RECORDS FOR THE TASK:
________
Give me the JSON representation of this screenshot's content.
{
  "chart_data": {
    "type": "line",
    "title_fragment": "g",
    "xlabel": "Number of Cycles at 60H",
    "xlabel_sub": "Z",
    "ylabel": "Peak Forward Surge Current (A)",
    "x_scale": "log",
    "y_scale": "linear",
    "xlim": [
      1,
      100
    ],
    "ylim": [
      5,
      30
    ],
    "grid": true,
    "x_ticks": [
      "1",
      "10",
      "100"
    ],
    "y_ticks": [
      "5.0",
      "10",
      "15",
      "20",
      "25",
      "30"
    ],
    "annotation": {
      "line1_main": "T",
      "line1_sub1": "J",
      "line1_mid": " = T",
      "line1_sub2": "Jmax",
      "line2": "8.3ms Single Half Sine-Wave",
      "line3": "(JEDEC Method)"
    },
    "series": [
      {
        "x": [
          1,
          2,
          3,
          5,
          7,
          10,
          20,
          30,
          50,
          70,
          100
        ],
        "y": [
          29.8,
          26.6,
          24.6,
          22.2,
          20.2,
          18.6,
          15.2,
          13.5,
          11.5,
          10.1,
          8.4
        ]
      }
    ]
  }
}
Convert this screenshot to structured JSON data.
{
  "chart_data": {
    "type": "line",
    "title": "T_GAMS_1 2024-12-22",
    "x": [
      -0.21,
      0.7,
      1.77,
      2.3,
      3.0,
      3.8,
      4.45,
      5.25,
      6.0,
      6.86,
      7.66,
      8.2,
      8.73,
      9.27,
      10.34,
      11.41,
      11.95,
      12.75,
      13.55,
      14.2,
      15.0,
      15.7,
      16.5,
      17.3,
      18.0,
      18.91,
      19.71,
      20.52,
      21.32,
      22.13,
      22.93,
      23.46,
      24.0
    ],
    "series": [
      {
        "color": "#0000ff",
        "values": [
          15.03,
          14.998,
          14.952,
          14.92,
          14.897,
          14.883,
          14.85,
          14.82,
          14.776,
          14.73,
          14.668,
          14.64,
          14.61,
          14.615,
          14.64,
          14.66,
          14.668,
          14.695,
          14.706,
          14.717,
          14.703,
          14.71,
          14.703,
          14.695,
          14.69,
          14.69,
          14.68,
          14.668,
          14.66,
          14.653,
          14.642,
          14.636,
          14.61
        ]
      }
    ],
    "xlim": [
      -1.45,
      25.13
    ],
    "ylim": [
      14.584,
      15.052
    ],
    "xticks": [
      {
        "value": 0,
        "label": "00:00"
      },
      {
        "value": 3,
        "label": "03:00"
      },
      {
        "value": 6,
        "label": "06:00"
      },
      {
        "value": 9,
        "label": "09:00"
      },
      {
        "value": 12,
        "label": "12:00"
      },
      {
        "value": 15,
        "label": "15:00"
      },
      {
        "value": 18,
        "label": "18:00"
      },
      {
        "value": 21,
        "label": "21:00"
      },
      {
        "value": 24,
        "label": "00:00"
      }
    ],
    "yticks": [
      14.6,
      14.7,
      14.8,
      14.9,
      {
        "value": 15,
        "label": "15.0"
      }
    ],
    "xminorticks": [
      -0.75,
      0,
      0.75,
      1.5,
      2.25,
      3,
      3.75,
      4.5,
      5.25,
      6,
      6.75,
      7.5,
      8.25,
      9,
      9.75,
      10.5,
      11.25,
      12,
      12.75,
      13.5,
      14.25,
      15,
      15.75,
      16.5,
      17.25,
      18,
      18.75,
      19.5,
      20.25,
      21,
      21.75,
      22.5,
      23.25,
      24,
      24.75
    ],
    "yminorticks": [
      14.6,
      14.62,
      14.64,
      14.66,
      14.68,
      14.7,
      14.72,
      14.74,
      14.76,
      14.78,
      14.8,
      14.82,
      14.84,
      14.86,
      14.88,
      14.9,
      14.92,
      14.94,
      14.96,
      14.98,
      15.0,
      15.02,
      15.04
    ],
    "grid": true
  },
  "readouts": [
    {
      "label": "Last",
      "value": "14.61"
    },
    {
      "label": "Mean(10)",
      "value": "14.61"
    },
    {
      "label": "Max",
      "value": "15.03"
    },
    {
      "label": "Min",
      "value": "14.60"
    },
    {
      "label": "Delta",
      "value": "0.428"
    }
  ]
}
________
PROBLEM REQUIREMENTS:
Output each entry precisely as given.

COMPLETE ANSWER:
Give me the JSON representation of this screenshot's content.
{
  "chart_data": {
    "type": "line",
    "title_fragment": "g",
    "xlabel": "Number of Cycles at 60H",
    "xlabel_sub": "Z",
    "ylabel": "Peak Forward Surge Current (A)",
    "x_scale": "log",
    "y_scale": "linear",
    "xlim": [
      1,
      100
    ],
    "ylim": [
      5,
      30
    ],
    "grid": true,
    "x_ticks": [
      "1",
      "10",
      "100"
    ],
    "y_ticks": [
      "5.0",
      "10",
      "15",
      "20",
      "25",
      "30"
    ],
    "annotation": {
      "line1_main": "T",
      "line1_sub1": "J",
      "line1_mid": " = T",
      "line1_sub2": "Jmax",
      "line2": "8.3ms Single Half Sine-Wave",
      "line3": "(JEDEC Method)"
    },
    "series": [
      {
        "x": [
          1,
          2,
          3,
          5,
          7,
          10,
          20,
          30,
          50,
          70,
          100
        ],
        "y": [
          29.8,
          26.6,
          24.6,
          22.2,
          20.2,
          18.6,
          15.2,
          13.5,
          11.5,
          10.1,
          8.4
        ]
      }
    ]
  }
}
Convert this screenshot to structured JSON data.
{
  "chart_data": {
    "type": "line",
    "title": "T_GAMS_1 2024-12-22",
    "x": [
      -0.21,
      0.7,
      1.77,
      2.3,
      3.0,
      3.8,
      4.45,
      5.25,
      6.0,
      6.86,
      7.66,
      8.2,
      8.73,
      9.27,
      10.34,
      11.41,
      11.95,
      12.75,
      13.55,
      14.2,
      15.0,
      15.7,
      16.5,
      17.3,
      18.0,
      18.91,
      19.71,
      20.52,
      21.32,
      22.13,
      22.93,
      23.46,
      24.0
    ],
    "series": [
      {
        "color": "#0000ff",
        "values": [
          15.03,
          14.998,
          14.952,
          14.92,
          14.897,
          14.883,
          14.85,
          14.82,
          14.776,
          14.73,
          14.668,
          14.64,
          14.61,
          14.615,
          14.64,
          14.66,
          14.668,
          14.695,
          14.706,
          14.717,
          14.703,
          14.71,
          14.703,
          14.695,
          14.69,
          14.69,
          14.68,
          14.668,
          14.66,
          14.653,
          14.642,
          14.636,
          14.61
        ]
      }
    ],
    "xlim": [
      -1.45,
      25.13
    ],
    "ylim": [
      14.584,
      15.052
    ],
    "xticks": [
      {
        "value": 0,
        "label": "00:00"
      },
      {
        "value": 3,
        "label": "03:00"
      },
      {
        "value": 6,
        "label": "06:00"
      },
      {
        "value": 9,
        "label": "09:00"
      },
      {
        "value": 12,
        "label": "12:00"
      },
      {
        "value": 15,
        "label": "15:00"
      },
      {
        "value": 18,
        "label": "18:00"
      },
      {
        "value": 21,
        "label": "21:00"
      },
      {
        "value": 24,
        "label": "00:00"
      }
    ],
    "yticks": [
      14.6,
      14.7,
      14.8,
      14.9,
      {
        "value": 15,
        "label": "15.0"
      }
    ],
    "xminorticks": [
      -0.75,
      0,
      0.75,
      1.5,
      2.25,
      3,
      3.75,
      4.5,
      5.25,
      6,
      6.75,
      7.5,
      8.25,
      9,
      9.75,
      10.5,
      11.25,
      12,
      12.75,
      13.5,
      14.25,
      15,
      15.75,
      16.5,
      17.25,
      18,
      18.75,
      19.5,
      20.25,
      21,
      21.75,
      22.5,
      23.25,
      24,
      24.75
    ],
    "yminorticks": [
      14.6,
      14.62,
      14.64,
      14.66,
      14.68,
      14.7,
      14.72,
      14.74,
      14.76,
      14.78,
      14.8,
      14.82,
      14.84,
      14.86,
      14.88,
      14.9,
      14.92,
      14.94,
      14.96,
      14.98,
      15.0,
      15.02,
      15.04
    ],
    "grid": true
  },
  "readouts": [
    {
      "label": "Last",
      "value": "14.61"
    },
    {
      "label": "Mean(10)",
      "value": "14.61"
    },
    {
      "label": "Max",
      "value": "15.03"
    },
    {
      "label": "Min",
      "value": "14.60"
    },
    {
      "label": "Delta",
      "value": "0.428"
    }
  ]
}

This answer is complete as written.